> _Document_:
* * * * * * *

Here are three strategies for avoiding market swells and pricing increases due to what’s “popular” or “hip”.

I’ve noticed this trend that is starting to occur where big celebrities or particular “self-help, lifestyle design gurus” recommend products or services which then become very popular. This has happened in the past 6 months with chaga-mushroom-infused-coffee, acroyoga, gymnastic strength training, and pu’erh tea, despite all of these things existing for months (if not years) beforehand.

Here’s the secret to beating the hype cycles:

Get ahead of the curve.

I’ve written before how it’s easier to ride the wave than it is to catch it. The same goes for buying stocks, investing in start-ups, and buying products.

The best way I have found to do this is either to get insider information (really challenging) or do the hard work of identifying individuals and groups you wish to emulate (particularly before they become admirable) and studying them.

Want to become as strong and flexible as an olympic gymnast? Investigate what kind of workout a 12-year-old training to become that level one day is doing.

The goal here is to identify potential future areas of interest and beat the market to them. In my experience, this is particularly difficult to get right (the market is stupid, irrational, and difficult to predict) but is rarely wasted time if done from a purely research standpoint.

Get really behind the curve.

The thing with hype cycles, is that they ebb and flow.

There are definitely some activities and past-times that have outlasted the test of time.

Surfing is still satisfying in a whole-being kind of way. Paragliding is still thrilling. Hot air balloons are still romantic and breath-taking.

Jazzercize and Step-Aerobics have come and gone (thankfully), likely due to their overpromising and underdelivering. Aren’t you glad you didn’t buy all that overinflated equipment?

* * * * * * *

(Item position entries)
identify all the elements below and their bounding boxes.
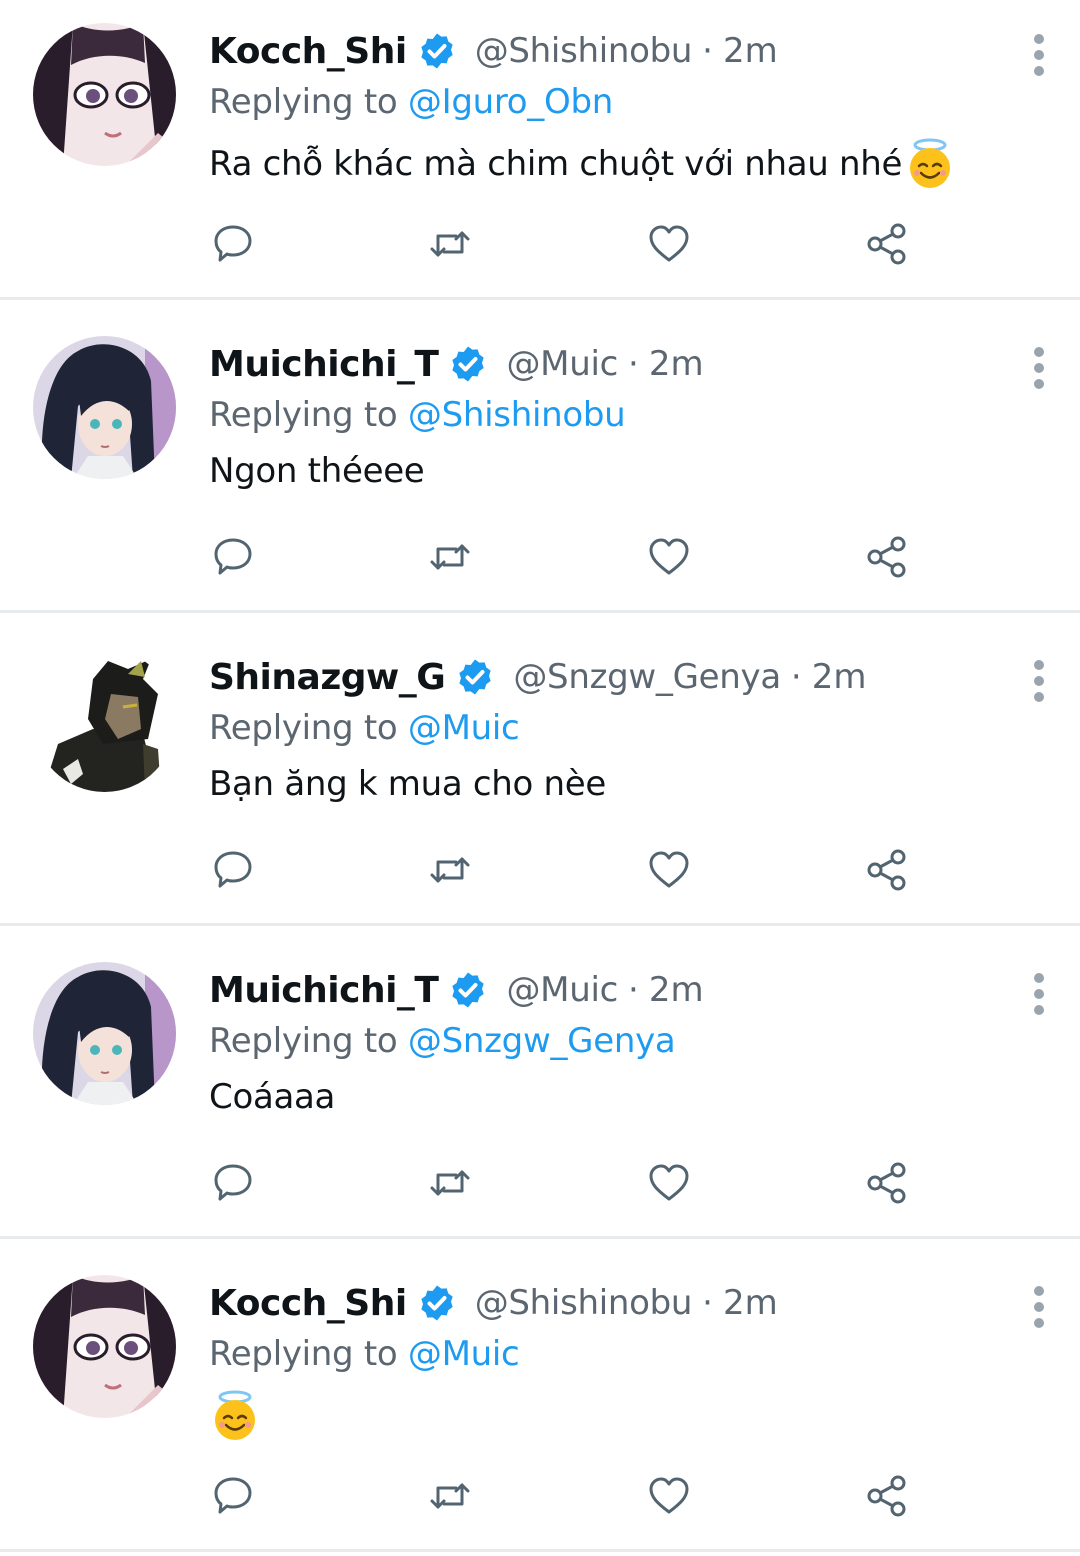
- reply-mention-link[interactable]: @Muic: [408, 1334, 520, 1374]
- tweet-header: Muichichi_T @Muic · 2m: [209, 965, 704, 1015]
- display-name[interactable]: Shinazgw_G: [209, 657, 446, 698]
- replying-to-line: Replying to @Muic: [209, 1334, 520, 1374]
- replying-prefix: Replying to: [209, 708, 398, 748]
- user-handle[interactable]: @Snzgw_Genya: [513, 657, 781, 697]
- verified-badge-icon: [417, 1283, 457, 1323]
- avatar-kocch-shi[interactable]: [33, 1275, 176, 1418]
- display-name[interactable]: Muichichi_T: [209, 344, 439, 385]
- tweet-item[interactable]: Shinazgw_G @Snzgw_Genya · 2m Replying to…: [0, 626, 1080, 926]
- replying-prefix: Replying to: [209, 82, 398, 122]
- reply-mention-link[interactable]: @Iguro_Obn: [408, 82, 613, 122]
- avatar-muichichi-t[interactable]: [33, 336, 176, 479]
- more-options-icon[interactable]: [1024, 1284, 1054, 1330]
- reply-icon[interactable]: [211, 222, 255, 266]
- avatar-image: [33, 336, 176, 479]
- heart-icon[interactable]: [647, 535, 691, 579]
- reply-icon[interactable]: [211, 535, 255, 579]
- tweet-header: Muichichi_T @Muic · 2m: [209, 339, 704, 389]
- avatar-muichichi-t[interactable]: [33, 962, 176, 1105]
- tweet-text: Ra chỗ khác mà chim chuột với nhau nhé: [209, 138, 956, 190]
- tweet-item[interactable]: Muichichi_T @Muic · 2m Replying to @Snzg…: [0, 939, 1080, 1239]
- verified-badge-icon: [417, 31, 457, 71]
- retweet-icon[interactable]: [428, 1161, 472, 1205]
- display-name[interactable]: Kocch_Shi: [209, 1283, 407, 1324]
- user-handle[interactable]: @Shishinobu: [475, 31, 693, 71]
- replying-to-line: Replying to @Muic: [209, 708, 520, 748]
- display-name[interactable]: Muichichi_T: [209, 970, 439, 1011]
- replying-to-line: Replying to @Iguro_Obn: [209, 82, 613, 122]
- tweet-text: [209, 1390, 261, 1442]
- tweet-text-content: Ngon théeee: [209, 451, 425, 491]
- verified-badge-icon: [448, 344, 488, 384]
- tweet-text: Ngon théeee: [209, 451, 425, 491]
- separator-dot: ·: [628, 344, 639, 384]
- tweet-text: Coáaaa: [209, 1077, 335, 1117]
- tweet-item[interactable]: Muichichi_T @Muic · 2m Replying to @Shis…: [0, 313, 1080, 613]
- separator-dot: ·: [702, 31, 713, 71]
- smiling-face-with-halo-icon: [209, 1390, 261, 1442]
- verified-badge-icon: [455, 657, 495, 697]
- display-name[interactable]: Kocch_Shi: [209, 31, 407, 72]
- replying-to-line: Replying to @Snzgw_Genya: [209, 1021, 676, 1061]
- avatar-kocch-shi[interactable]: [33, 23, 176, 166]
- retweet-icon[interactable]: [428, 222, 472, 266]
- retweet-icon[interactable]: [428, 848, 472, 892]
- share-icon[interactable]: [865, 535, 909, 579]
- tweet-text: Bạn ăng k mua cho nèe: [209, 764, 606, 804]
- tweet-text-content: Bạn ăng k mua cho nèe: [209, 764, 607, 804]
- smiling-face-with-halo-icon: [904, 138, 956, 190]
- reply-mention-link[interactable]: @Shishinobu: [408, 395, 626, 435]
- more-options-icon[interactable]: [1024, 32, 1054, 78]
- reply-icon[interactable]: [211, 1161, 255, 1205]
- separator-dot: ·: [790, 657, 802, 697]
- avatar-image: [33, 1275, 176, 1418]
- separator-dot: ·: [702, 1283, 713, 1323]
- avatar-image: [33, 962, 176, 1105]
- share-icon[interactable]: [865, 848, 909, 892]
- replying-to-line: Replying to @Shishinobu: [209, 395, 626, 435]
- tweet-header: Kocch_Shi @Shishinobu · 2m: [209, 1278, 778, 1328]
- tweet-text-content: Ra chỗ khác mà chim chuột với nhau nhé: [209, 144, 903, 184]
- user-handle[interactable]: @Shishinobu: [475, 1283, 693, 1323]
- more-options-icon[interactable]: [1024, 971, 1054, 1017]
- reply-mention-link[interactable]: @Muic: [408, 708, 520, 748]
- tweet-item[interactable]: Kocch_Shi @Shishinobu · 2m Replying to @…: [0, 1252, 1080, 1552]
- timestamp[interactable]: 2m: [649, 970, 704, 1010]
- tweet-header: Shinazgw_G @Snzgw_Genya · 2m: [209, 652, 866, 702]
- timestamp[interactable]: 2m: [812, 657, 867, 697]
- retweet-icon[interactable]: [428, 1474, 472, 1518]
- tweet-text-content: Coáaaa: [209, 1077, 336, 1117]
- more-options-icon[interactable]: [1024, 658, 1054, 704]
- replying-prefix: Replying to: [209, 395, 398, 435]
- retweet-icon[interactable]: [428, 535, 472, 579]
- timestamp[interactable]: 2m: [649, 344, 704, 384]
- avatar-image: [33, 23, 176, 166]
- more-options-icon[interactable]: [1024, 345, 1054, 391]
- reply-icon[interactable]: [211, 1474, 255, 1518]
- reply-mention-link[interactable]: @Snzgw_Genya: [408, 1021, 676, 1061]
- heart-icon[interactable]: [647, 222, 691, 266]
- verified-badge-icon: [448, 970, 488, 1010]
- separator-dot: ·: [628, 970, 639, 1010]
- avatar-image: [33, 649, 176, 792]
- replying-prefix: Replying to: [209, 1334, 398, 1374]
- heart-icon[interactable]: [647, 1161, 691, 1205]
- heart-icon[interactable]: [647, 848, 691, 892]
- reply-timeline: Kocch_Shi @Shishinobu · 2m Replying to @…: [0, 0, 1080, 1556]
- timestamp[interactable]: 2m: [723, 31, 778, 71]
- replying-prefix: Replying to: [209, 1021, 398, 1061]
- reply-icon[interactable]: [211, 848, 255, 892]
- user-handle[interactable]: @Muic: [506, 344, 618, 384]
- user-handle[interactable]: @Muic: [506, 970, 618, 1010]
- share-icon[interactable]: [865, 222, 909, 266]
- timestamp[interactable]: 2m: [723, 1283, 778, 1323]
- avatar-shinazgw-g[interactable]: [33, 649, 176, 792]
- heart-icon[interactable]: [647, 1474, 691, 1518]
- tweet-item[interactable]: Kocch_Shi @Shishinobu · 2m Replying to @…: [0, 0, 1080, 300]
- tweet-header: Kocch_Shi @Shishinobu · 2m: [209, 26, 778, 76]
- share-icon[interactable]: [865, 1474, 909, 1518]
- share-icon[interactable]: [865, 1161, 909, 1205]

* * * * * * *

> _Complete the following_:
**a)** In the listing, output the lines exactly as they appear, starting with the line that contains "[408, 1334, 520, 1374]" and going on through the line that contains "[408, 82, 613, 122]", with both of those lines included.
**b)** Go on with the piece on beating hype cycles, picking up right after its last sentence.

> _Solved tasks_:
**a)**
- reply-mention-link[interactable]: @Muic: [408, 1334, 520, 1374]
- tweet-header: Muichichi_T @Muic · 2m: [209, 965, 704, 1015]
- display-name[interactable]: Shinazgw_G: [209, 657, 446, 698]
- replying-to-line: Replying to @Muic: [209, 1334, 520, 1374]
- replying-prefix: Replying to: [209, 708, 398, 748]
- user-handle[interactable]: @Snzgw_Genya: [513, 657, 781, 697]
- verified-badge-icon: [417, 1283, 457, 1323]
- avatar-kocch-shi[interactable]: [33, 1275, 176, 1418]
- display-name[interactable]: Muichichi_T: [209, 344, 439, 385]
- tweet-item[interactable]: Shinazgw_G @Snzgw_Genya · 2m Replying to…: [0, 626, 1080, 926]
- replying-prefix: Replying to: [209, 82, 398, 122]
- reply-mention-link[interactable]: @Iguro_Obn: [408, 82, 613, 122]

**b)**
The secret to being really behind the curve is to find the few things that have survived the test of time. Taleb in Antifragile refers to this as the Lindy Effect — the principle that things that last the test of time are more likely to continue to last the future test of time. Coffee and red wine have existed for hundreds (and thousands) of years, and are likely to exist for thousands more.

So when trying to beat a hype cycle, the smarter way to approach the problem is to look to the past, and wait it out.

Chances are, if that thing that everyone is buying now is actually worth the time and effort, and can deliver as promised, people will still be into it in 6 months or a year. Best to make a calendar notification and forget about it. If it’s still relevant in a year, don’t hesitate. If not, you just saved some cash. Now you can spend it on something you know to be satisfying (like craft, small batch chocolate).

Completely ignore the curve.

This one I find particularly enticing.

While the whole world is going crazy to the waves being made in the media and across the internet, maybe the best way to react is to just ignore it.

Chances are, like 95% of major events, this one will pass and no one will care a year from now. Do you remember the biggest news story of October 2013? September 2002? How about the 18th centure? Didn’t think so. And if you just went and looked it up because I said that, you’re missing the point.

Further than standing the test of time, another concept from Taleb is the idea of the signal breaking through the noise if it’s loud enough. If a piece of news or information is going to radically change the way your life is unfolding, chances are, it’s going to make it to you in one way or another. No sense fretting about the noise that fades and dissipates in comparison.

Want to beat the hype cycle like a pro?

“What the hell is a hype cycle?”

Spend your time instead doing the work that matters.

Absorb what is useful, ignore what is not, add what is uniquely your own.